◆ EXERCISE DIRECTIONS ◆
Please print every record below exactly as it appears.
[Start of RECORDS FOR THIS TASK]
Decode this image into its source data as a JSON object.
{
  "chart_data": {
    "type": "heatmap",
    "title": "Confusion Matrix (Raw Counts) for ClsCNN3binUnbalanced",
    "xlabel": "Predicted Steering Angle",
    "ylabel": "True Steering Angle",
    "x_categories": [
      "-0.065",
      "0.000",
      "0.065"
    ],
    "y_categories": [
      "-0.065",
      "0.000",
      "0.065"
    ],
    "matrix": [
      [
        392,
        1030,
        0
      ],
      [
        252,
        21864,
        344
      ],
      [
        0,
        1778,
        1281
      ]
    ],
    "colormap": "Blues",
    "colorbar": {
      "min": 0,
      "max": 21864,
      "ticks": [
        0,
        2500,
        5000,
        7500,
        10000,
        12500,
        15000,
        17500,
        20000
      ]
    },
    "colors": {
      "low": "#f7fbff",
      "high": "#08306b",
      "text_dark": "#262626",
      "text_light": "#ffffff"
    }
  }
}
[End of RECORDS FOR THIS TASK]
◆ RESULT OF THIS TASK ◆
Decode this image into its source data as a JSON object.
{
  "chart_data": {
    "type": "heatmap",
    "title": "Confusion Matrix (Raw Counts) for ClsCNN3binUnbalanced",
    "xlabel": "Predicted Steering Angle",
    "ylabel": "True Steering Angle",
    "x_categories": [
      "-0.065",
      "0.000",
      "0.065"
    ],
    "y_categories": [
      "-0.065",
      "0.000",
      "0.065"
    ],
    "matrix": [
      [
        392,
        1030,
        0
      ],
      [
        252,
        21864,
        344
      ],
      [
        0,
        1778,
        1281
      ]
    ],
    "colormap": "Blues",
    "colorbar": {
      "min": 0,
      "max": 21864,
      "ticks": [
        0,
        2500,
        5000,
        7500,
        10000,
        12500,
        15000,
        17500,
        20000
      ]
    },
    "colors": {
      "low": "#f7fbff",
      "high": "#08306b",
      "text_dark": "#262626",
      "text_light": "#ffffff"
    }
  }
}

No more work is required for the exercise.